**Tasks to complete**.
- 1) In the inspection report excerpt, condense the paragraph beginning "Risk Analysis: The inspectors determined" into a short bulleted list that keeps its main facts.
- 2) Copy out everything in the inspection report excerpt from "Description: The licensee" down to "a ground fault.", word for word.

**Document section**.
================================
Description: The licensee determined that the root cause of the event was inadequate PM work instructions associated with the main transformer potential device. The PM

contained inadequate guidance on replacing the insulating grease and the tightening of the connectors. In addition, the PM specified the use of an incorrect insulating grease.

Improper completion of these tasks had a direct result on the ability of the connection circuit to create a ground fault.

Risk Analysis: The inspectors determined this finding was more than minor because it resulted in an upset in plant stability by causing a reactor trip. While the finding resulted in an actual trip, the inspectors determined that the finding did not contribute to the likelihood of a primary or secondary system LOCA initiator, did not contribute to a loss of mitigation equipment functions, and did not increase the likelihood of a fire or internal/external flood. Thus, the finding was screened as Green (very low safety significance). This issue is in the licensees corrective action program as PER 03-004747-000.

Enforcement: No violation of regulatory requirements occurred. The inspectors determined that the finding did not represent a noncompliance because it occurred on nonsafety-related secondary plant equipment. Therefore, it is identified as Finding 50-390/2003-02-03, Inadequate Preventative Maintenance of C-phase Main Transformer Potential Device

.2 (Closed) Licensee Event Report (LER) 50-390/2002-005, Loss of Offsite Power Due to a Fire at the Watts Bar Hydroelectric Generating Plant (WBH)
================================
**Entries provided**.
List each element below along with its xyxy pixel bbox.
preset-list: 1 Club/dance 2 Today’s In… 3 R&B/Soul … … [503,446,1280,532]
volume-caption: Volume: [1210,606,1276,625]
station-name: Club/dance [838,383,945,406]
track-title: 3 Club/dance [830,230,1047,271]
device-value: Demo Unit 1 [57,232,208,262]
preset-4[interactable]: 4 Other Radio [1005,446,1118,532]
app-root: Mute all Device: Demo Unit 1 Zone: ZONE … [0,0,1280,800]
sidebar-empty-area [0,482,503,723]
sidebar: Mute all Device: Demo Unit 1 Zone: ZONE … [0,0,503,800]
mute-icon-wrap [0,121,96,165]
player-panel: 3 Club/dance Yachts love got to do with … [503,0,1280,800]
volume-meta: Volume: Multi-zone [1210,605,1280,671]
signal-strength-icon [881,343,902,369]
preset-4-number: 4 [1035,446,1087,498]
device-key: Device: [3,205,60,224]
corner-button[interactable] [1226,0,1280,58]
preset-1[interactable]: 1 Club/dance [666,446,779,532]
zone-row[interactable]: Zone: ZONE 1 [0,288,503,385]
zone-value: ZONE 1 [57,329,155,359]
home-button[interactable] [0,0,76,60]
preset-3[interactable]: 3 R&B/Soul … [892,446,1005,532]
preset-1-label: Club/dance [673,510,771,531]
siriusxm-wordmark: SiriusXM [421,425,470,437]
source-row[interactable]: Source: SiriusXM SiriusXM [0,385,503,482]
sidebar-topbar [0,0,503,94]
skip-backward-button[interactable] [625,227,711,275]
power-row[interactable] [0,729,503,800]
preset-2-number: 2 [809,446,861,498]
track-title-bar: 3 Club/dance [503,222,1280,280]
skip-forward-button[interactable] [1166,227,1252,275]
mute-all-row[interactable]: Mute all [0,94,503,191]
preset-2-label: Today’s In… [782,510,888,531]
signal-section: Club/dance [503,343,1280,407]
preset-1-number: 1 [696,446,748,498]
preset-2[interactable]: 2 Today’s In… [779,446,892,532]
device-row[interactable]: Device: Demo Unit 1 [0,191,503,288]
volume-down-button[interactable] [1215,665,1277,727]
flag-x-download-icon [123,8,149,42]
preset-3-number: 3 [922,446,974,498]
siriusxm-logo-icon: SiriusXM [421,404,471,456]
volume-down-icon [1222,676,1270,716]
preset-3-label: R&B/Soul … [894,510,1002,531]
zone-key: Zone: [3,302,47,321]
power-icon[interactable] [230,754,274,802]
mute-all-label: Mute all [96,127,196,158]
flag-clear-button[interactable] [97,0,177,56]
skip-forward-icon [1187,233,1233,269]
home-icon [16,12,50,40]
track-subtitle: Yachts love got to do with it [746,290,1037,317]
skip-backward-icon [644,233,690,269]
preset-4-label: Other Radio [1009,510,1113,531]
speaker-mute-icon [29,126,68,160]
================================
**Responses by task**.
- 1)
- The finding was more than minor because it upset plant stability by causing a reactor trip.
- It did not contribute to the likelihood of a primary or secondary system LOCA initiator.
- It did not contribute to a loss of mitigation equipment functions.
- It did not increase the likelihood of a fire or internal/external flood.
- It was therefore screened as Green (very low safety significance).
- The issue is in the licensee's corrective action program as PER 03-004747-000.

- 2)
Description: The licensee determined that the root cause of the event was inadequate PM work instructions associated with the main transformer potential device. The PM

contained inadequate guidance on replacing the insulating grease and the tightening of the connectors. In addition, the PM specified the use of an incorrect insulating grease.

Improper completion of these tasks had a direct result on the ability of the connection circuit to create a ground fault.